[Collected data entries]

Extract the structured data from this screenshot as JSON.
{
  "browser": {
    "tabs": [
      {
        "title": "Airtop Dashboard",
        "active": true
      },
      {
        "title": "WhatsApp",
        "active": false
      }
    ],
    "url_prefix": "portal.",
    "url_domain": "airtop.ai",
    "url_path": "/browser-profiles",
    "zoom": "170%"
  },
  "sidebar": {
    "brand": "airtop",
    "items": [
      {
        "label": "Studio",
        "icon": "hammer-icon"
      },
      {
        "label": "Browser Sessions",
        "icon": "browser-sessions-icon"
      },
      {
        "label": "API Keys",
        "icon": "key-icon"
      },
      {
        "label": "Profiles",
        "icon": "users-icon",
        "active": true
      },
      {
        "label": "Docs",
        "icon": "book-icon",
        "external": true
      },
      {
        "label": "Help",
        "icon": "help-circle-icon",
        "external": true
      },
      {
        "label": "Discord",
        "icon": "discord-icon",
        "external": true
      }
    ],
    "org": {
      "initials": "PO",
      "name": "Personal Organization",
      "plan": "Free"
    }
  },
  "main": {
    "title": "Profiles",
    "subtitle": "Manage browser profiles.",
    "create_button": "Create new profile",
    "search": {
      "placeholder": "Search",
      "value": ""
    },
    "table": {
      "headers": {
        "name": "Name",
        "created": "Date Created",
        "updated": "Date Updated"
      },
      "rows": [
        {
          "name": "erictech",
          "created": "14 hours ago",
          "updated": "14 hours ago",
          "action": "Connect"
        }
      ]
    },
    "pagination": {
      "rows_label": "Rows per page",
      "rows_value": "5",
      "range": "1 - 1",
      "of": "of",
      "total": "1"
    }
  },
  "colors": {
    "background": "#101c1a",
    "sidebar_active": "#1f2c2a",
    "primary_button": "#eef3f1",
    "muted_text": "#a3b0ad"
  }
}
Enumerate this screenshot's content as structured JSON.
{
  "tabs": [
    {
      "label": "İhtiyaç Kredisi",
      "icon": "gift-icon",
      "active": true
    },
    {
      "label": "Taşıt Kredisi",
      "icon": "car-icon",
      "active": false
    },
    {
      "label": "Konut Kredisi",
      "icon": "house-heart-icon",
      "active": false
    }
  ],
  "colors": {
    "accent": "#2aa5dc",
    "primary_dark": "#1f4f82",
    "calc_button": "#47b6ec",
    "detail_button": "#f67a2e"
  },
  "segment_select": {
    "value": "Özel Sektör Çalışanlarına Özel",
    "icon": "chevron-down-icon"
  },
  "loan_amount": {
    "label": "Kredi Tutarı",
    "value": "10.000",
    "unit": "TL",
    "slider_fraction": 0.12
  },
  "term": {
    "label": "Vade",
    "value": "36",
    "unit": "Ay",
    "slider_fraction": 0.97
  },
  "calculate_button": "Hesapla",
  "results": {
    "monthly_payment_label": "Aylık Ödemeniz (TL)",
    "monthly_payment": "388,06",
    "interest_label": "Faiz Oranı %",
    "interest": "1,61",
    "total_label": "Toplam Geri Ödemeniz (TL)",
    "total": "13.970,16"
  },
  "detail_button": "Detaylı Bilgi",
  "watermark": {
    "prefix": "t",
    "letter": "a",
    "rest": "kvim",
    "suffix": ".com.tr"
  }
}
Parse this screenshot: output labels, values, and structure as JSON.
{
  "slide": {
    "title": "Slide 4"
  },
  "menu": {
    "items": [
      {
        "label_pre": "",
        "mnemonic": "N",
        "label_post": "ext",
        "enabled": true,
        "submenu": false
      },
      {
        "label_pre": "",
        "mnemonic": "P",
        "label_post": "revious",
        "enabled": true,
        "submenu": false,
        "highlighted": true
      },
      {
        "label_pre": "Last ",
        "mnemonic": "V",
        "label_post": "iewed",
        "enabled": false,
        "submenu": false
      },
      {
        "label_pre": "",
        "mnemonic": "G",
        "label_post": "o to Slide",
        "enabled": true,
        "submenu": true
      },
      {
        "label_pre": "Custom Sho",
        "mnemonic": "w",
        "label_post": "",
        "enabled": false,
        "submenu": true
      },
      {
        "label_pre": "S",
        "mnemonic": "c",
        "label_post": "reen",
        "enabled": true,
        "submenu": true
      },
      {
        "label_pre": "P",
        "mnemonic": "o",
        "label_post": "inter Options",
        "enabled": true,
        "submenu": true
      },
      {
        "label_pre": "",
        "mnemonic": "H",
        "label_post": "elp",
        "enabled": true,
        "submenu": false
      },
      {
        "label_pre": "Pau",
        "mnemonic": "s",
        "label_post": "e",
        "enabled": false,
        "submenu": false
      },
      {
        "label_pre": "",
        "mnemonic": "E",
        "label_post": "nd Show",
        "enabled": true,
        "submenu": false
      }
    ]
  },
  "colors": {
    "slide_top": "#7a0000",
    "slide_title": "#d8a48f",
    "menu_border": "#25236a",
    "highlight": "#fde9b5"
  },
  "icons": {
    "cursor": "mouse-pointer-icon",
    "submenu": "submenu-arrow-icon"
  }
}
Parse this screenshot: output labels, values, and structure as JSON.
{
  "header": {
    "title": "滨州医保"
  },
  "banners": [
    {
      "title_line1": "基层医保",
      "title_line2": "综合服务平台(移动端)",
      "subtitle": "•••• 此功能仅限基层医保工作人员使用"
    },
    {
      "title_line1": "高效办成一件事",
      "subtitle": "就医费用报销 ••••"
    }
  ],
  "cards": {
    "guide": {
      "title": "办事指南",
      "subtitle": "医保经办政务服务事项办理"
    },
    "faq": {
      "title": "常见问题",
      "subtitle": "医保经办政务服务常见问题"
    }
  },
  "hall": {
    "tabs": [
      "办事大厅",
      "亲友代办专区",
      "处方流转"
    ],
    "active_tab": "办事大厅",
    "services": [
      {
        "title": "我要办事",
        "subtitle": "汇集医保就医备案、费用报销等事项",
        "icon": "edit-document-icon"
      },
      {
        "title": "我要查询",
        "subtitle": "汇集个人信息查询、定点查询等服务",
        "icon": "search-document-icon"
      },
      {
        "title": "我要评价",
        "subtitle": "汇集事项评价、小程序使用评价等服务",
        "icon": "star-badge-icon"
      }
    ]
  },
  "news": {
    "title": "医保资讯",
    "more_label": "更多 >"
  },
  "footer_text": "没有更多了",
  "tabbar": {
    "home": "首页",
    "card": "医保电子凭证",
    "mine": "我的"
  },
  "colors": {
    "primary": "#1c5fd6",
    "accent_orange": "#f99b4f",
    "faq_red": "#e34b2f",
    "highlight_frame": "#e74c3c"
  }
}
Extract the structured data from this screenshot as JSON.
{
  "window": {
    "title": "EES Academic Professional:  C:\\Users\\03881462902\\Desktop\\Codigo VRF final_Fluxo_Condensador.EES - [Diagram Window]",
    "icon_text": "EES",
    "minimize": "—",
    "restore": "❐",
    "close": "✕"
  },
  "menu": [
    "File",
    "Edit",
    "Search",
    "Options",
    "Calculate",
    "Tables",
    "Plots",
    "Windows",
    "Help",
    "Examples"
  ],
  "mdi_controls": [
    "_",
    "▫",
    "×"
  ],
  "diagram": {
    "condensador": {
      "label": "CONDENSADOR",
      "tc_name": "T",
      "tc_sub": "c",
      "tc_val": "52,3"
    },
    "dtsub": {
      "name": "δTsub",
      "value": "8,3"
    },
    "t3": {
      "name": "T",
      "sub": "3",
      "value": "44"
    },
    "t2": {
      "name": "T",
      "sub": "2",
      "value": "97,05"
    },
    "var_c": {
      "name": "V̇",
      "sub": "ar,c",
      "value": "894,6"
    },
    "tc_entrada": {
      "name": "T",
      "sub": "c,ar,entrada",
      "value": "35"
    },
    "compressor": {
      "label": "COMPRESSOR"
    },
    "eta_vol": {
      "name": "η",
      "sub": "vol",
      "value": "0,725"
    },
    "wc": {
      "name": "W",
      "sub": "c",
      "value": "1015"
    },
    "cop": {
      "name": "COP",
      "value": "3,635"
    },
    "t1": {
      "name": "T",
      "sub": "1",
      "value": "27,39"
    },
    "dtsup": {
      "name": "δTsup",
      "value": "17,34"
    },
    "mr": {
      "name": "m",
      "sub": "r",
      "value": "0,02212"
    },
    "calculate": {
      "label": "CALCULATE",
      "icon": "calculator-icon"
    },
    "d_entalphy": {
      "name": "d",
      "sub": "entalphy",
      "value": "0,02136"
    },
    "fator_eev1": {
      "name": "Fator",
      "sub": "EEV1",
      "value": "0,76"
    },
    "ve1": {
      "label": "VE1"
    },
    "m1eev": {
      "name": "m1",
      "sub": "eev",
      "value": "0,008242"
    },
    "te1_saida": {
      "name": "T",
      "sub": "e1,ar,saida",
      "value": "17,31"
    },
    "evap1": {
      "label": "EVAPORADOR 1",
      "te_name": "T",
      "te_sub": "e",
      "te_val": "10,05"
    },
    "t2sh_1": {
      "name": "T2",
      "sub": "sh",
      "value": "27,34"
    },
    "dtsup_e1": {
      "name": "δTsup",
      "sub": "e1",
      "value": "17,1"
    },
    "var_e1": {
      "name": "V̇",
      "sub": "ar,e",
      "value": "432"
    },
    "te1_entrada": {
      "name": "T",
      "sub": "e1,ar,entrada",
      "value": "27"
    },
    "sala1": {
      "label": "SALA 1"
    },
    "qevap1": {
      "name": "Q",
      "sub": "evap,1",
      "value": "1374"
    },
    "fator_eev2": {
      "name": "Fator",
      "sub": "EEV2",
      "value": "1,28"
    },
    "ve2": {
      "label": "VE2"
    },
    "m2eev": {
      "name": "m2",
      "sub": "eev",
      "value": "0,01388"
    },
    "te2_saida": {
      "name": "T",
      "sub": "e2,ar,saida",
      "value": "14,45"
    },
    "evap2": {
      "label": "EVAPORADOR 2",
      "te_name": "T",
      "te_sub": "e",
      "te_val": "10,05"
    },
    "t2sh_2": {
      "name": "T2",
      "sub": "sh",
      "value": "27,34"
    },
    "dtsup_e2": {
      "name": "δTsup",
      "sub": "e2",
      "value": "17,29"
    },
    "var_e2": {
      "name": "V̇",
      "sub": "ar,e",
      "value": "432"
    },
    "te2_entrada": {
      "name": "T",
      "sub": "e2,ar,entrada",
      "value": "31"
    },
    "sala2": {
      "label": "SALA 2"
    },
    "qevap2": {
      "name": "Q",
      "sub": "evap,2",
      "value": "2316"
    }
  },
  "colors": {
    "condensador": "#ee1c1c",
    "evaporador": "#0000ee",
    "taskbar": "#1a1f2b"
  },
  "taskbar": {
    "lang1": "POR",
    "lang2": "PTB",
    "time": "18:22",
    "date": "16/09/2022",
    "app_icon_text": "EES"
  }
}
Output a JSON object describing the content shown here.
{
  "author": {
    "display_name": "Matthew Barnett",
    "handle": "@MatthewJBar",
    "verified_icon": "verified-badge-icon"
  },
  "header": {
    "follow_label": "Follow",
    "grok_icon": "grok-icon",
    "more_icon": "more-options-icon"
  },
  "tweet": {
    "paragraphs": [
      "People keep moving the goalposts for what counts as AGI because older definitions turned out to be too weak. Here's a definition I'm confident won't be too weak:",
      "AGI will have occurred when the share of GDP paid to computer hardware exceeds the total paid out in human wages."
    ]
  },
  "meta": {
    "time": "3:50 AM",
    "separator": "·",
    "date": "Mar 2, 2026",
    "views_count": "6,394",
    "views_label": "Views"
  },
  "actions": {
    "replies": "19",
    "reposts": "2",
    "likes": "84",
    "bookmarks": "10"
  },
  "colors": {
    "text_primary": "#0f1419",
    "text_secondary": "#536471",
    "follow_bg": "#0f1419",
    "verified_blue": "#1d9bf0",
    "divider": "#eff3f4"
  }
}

WORK REQUIRED
Only the lines from the one containing "Output a JSON" to the end of the data should be printed, exactly as they stand.

RESULT OF THIS EXERCISE
Output a JSON object describing the content shown here.
{
  "author": {
    "display_name": "Matthew Barnett",
    "handle": "@MatthewJBar",
    "verified_icon": "verified-badge-icon"
  },
  "header": {
    "follow_label": "Follow",
    "grok_icon": "grok-icon",
    "more_icon": "more-options-icon"
  },
  "tweet": {
    "paragraphs": [
      "People keep moving the goalposts for what counts as AGI because older definitions turned out to be too weak. Here's a definition I'm confident won't be too weak:",
      "AGI will have occurred when the share of GDP paid to computer hardware exceeds the total paid out in human wages."
    ]
  },
  "meta": {
    "time": "3:50 AM",
    "separator": "·",
    "date": "Mar 2, 2026",
    "views_count": "6,394",
    "views_label": "Views"
  },
  "actions": {
    "replies": "19",
    "reposts": "2",
    "likes": "84",
    "bookmarks": "10"
  },
  "colors": {
    "text_primary": "#0f1419",
    "text_secondary": "#536471",
    "follow_bg": "#0f1419",
    "verified_blue": "#1d9bf0",
    "divider": "#eff3f4"
  }
}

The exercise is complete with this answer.